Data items
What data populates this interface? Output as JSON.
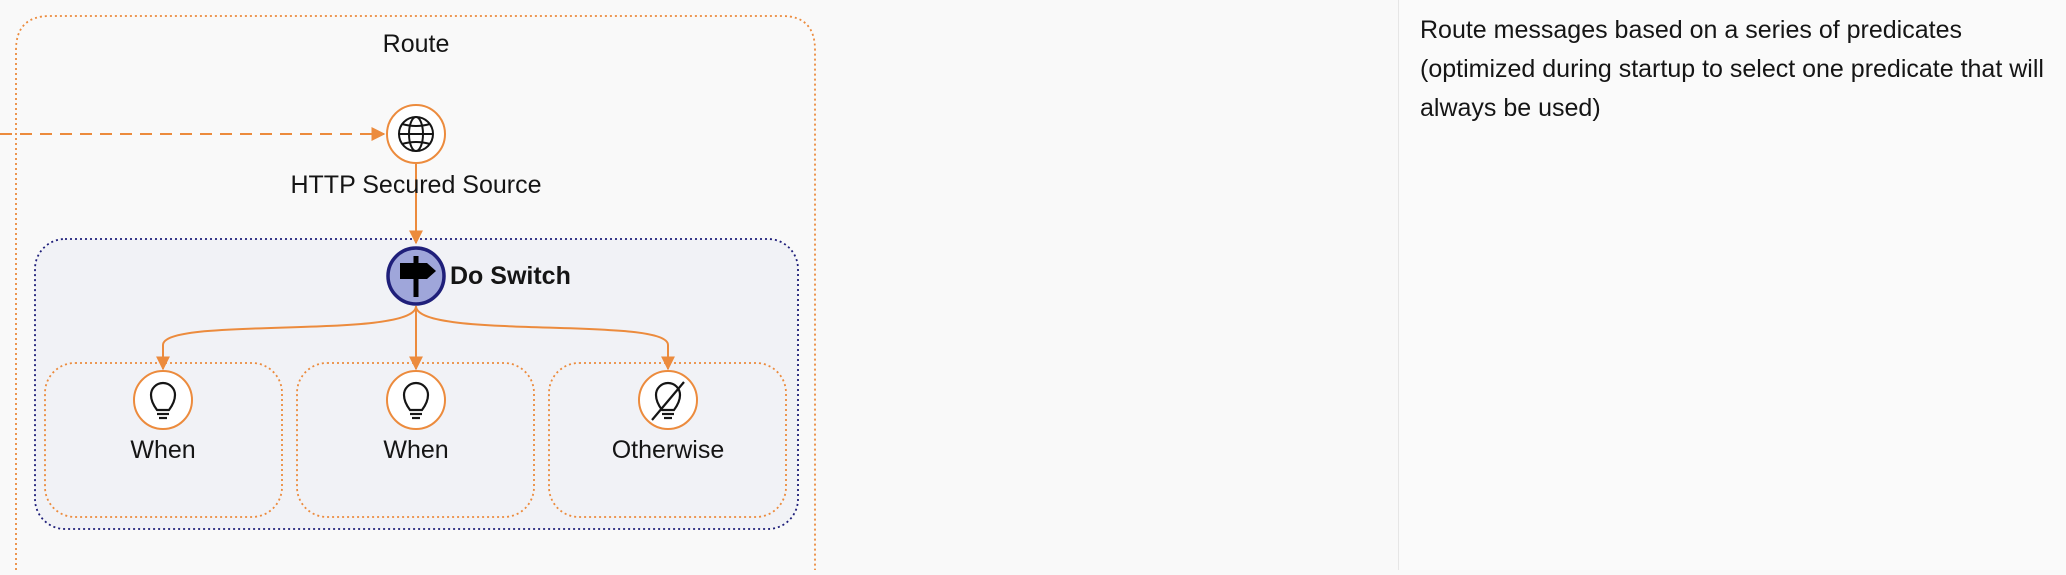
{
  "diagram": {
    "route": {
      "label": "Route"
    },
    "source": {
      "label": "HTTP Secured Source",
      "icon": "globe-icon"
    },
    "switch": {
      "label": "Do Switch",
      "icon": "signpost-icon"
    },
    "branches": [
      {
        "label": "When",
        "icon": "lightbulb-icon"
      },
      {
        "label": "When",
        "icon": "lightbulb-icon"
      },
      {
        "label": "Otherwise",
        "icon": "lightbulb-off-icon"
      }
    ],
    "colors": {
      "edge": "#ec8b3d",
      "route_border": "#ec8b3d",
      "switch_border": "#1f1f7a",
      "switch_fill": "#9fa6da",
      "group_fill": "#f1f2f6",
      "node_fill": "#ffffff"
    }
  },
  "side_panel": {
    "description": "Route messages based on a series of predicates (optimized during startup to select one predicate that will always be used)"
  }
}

• **What to work on**
Extract all lines of the records above that include "label".

• **Complete response**
      "label": "Route"
      "label": "HTTP Secured Source",
      "label": "Do Switch",
        "label": "When",
        "label": "When",
        "label": "Otherwise",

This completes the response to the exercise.